> [Problem to work on]:
Set out each line from the following listing that includes the word "stages".

> [Data rows]:
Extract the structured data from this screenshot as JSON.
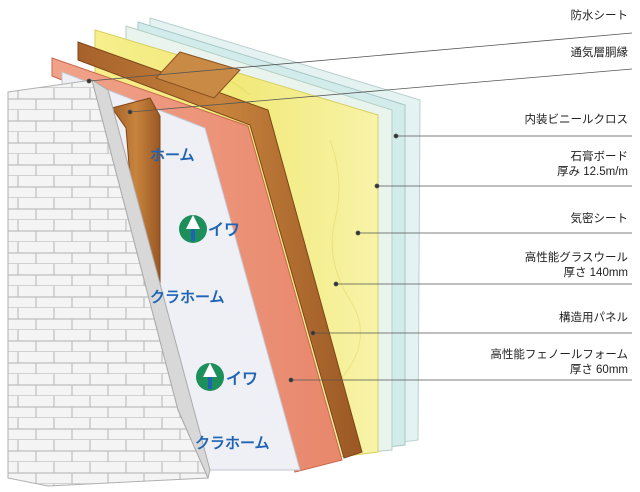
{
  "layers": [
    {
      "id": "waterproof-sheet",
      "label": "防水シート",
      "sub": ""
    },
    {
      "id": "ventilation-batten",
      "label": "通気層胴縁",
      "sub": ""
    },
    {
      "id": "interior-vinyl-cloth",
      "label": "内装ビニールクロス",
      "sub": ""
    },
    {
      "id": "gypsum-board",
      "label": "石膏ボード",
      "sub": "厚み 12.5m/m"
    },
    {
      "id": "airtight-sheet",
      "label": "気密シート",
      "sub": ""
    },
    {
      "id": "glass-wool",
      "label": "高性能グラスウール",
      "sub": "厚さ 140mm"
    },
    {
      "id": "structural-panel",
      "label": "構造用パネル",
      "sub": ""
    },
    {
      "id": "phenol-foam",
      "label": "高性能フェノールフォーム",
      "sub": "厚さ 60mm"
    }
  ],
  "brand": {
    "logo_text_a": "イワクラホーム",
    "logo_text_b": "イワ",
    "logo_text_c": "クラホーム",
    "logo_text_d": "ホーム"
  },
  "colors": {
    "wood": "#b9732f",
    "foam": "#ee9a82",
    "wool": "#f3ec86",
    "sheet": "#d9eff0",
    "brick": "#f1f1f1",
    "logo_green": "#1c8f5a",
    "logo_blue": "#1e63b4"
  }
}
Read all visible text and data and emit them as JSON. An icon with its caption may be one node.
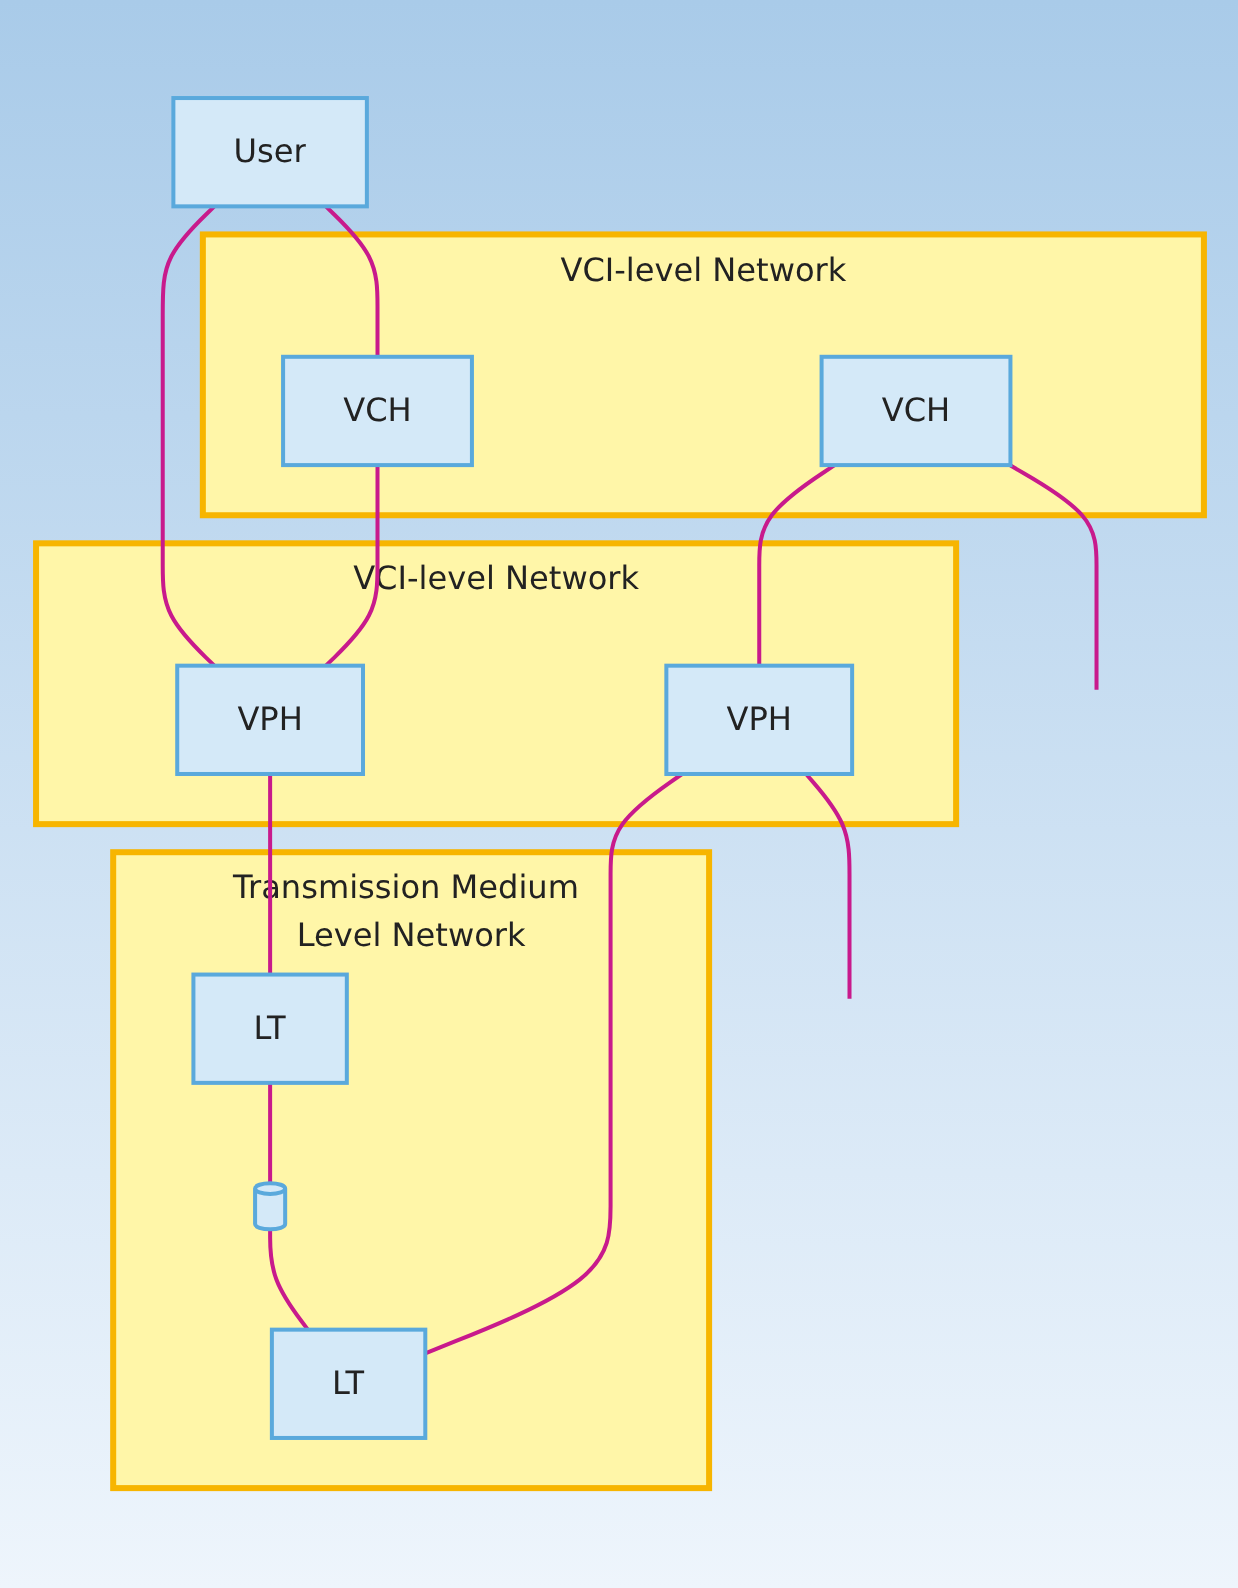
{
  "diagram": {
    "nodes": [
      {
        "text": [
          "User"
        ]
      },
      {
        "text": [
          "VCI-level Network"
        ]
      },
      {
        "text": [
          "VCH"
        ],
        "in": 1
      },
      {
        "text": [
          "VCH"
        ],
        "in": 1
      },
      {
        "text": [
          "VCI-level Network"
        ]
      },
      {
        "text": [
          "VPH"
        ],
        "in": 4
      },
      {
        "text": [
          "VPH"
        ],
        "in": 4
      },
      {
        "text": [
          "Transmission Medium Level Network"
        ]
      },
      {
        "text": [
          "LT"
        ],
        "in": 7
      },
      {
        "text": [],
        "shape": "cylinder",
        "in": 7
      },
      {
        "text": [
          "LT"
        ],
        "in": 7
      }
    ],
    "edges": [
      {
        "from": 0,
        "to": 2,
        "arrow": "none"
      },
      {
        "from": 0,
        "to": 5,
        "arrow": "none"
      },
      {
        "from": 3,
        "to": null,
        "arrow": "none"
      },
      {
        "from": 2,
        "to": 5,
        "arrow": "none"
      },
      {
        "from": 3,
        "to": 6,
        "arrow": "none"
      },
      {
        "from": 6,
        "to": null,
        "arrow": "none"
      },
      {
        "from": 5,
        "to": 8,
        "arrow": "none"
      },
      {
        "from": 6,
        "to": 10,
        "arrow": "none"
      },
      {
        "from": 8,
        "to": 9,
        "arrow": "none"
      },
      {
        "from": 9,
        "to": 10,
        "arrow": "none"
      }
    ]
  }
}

...

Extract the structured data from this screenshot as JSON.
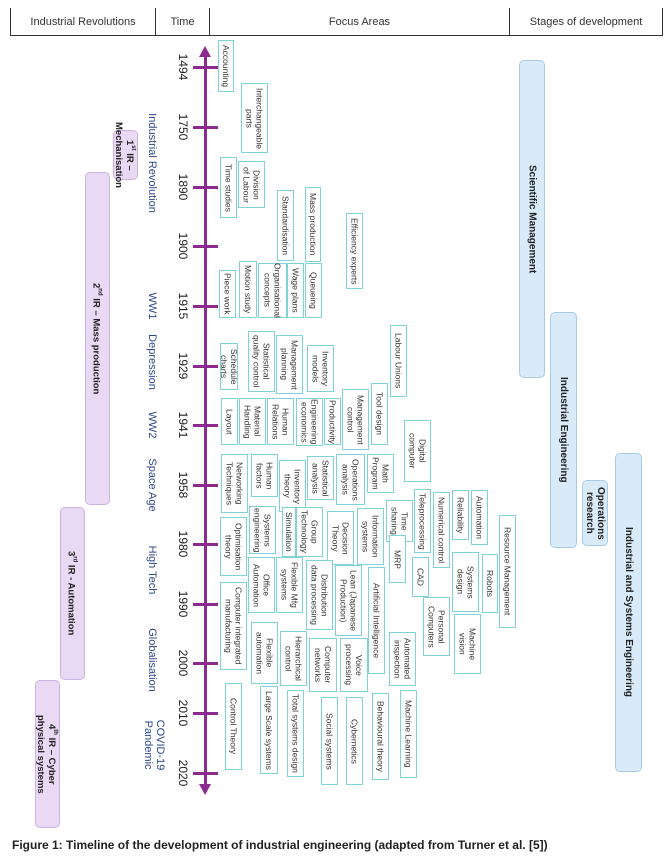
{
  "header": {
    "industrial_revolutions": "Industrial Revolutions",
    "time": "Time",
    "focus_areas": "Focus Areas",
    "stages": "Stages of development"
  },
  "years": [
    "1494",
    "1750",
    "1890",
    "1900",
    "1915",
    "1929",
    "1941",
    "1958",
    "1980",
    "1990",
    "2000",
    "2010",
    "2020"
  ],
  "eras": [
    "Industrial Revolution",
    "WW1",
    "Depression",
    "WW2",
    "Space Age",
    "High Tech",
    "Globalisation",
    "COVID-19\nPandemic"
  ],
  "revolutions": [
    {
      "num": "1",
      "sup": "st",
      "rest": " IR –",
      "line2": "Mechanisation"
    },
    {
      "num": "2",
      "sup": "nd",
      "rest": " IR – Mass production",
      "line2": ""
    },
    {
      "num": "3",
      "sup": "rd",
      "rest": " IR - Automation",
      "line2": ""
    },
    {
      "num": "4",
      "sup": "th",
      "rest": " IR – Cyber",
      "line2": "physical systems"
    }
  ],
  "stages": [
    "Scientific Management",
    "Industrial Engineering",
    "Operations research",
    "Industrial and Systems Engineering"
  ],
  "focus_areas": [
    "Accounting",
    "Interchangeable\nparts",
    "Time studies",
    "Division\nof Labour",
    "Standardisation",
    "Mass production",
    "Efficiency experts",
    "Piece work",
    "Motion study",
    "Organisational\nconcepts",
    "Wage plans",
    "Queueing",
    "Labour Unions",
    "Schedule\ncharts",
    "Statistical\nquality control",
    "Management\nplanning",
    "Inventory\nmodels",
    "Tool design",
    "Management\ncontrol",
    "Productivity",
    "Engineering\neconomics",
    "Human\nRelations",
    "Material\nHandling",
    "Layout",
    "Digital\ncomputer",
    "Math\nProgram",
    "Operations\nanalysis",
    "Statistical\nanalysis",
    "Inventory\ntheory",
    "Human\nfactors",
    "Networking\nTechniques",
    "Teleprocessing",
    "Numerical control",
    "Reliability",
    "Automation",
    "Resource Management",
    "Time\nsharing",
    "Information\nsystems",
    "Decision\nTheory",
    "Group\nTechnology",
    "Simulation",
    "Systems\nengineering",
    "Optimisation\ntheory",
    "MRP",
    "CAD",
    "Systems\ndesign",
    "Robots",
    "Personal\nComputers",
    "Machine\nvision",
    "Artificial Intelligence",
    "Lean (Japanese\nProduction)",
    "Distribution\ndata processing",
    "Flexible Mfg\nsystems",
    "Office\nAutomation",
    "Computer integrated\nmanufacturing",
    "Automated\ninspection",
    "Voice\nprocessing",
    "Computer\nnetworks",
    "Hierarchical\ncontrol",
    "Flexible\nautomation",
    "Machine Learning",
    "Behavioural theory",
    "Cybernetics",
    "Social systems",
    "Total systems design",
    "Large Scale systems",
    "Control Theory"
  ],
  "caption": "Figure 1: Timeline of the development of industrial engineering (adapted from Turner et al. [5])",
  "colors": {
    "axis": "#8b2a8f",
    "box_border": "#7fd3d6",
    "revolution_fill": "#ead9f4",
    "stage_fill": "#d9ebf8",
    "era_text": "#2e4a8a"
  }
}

> [Answer below]:
    "stages": "Stages of development"
  "stages": [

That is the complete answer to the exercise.